GIVEN INSTRUCTION => Copy out each line in the material below that has the word "title".

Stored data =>
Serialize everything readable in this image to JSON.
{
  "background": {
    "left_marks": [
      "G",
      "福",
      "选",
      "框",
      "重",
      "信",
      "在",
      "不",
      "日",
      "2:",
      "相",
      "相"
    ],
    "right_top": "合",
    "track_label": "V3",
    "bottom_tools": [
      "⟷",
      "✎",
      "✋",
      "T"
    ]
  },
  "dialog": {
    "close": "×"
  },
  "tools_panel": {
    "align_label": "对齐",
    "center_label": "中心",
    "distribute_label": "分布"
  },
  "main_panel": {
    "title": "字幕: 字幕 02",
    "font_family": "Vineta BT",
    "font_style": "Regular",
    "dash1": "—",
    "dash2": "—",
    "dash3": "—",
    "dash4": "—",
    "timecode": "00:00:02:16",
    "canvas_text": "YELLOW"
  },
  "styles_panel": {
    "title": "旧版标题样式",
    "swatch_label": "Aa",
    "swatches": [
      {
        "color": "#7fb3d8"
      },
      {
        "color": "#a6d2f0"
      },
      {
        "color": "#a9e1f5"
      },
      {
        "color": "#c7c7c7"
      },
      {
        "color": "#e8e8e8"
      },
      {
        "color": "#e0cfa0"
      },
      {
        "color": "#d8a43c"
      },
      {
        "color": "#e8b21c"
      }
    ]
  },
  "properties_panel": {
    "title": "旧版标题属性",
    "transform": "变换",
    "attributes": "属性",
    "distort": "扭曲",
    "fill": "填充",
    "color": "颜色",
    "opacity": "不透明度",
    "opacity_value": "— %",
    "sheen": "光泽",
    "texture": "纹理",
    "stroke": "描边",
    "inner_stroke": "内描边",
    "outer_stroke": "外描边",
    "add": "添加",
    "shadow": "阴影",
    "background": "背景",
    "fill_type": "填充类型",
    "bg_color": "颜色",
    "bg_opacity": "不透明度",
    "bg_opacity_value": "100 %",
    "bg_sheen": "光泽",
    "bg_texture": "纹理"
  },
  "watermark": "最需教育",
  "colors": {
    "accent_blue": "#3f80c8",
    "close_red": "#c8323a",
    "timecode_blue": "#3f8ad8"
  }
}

RESPONSE =>
    "title": "字幕: 字幕 02",
    "title": "旧版标题样式",
    "title": "旧版标题属性",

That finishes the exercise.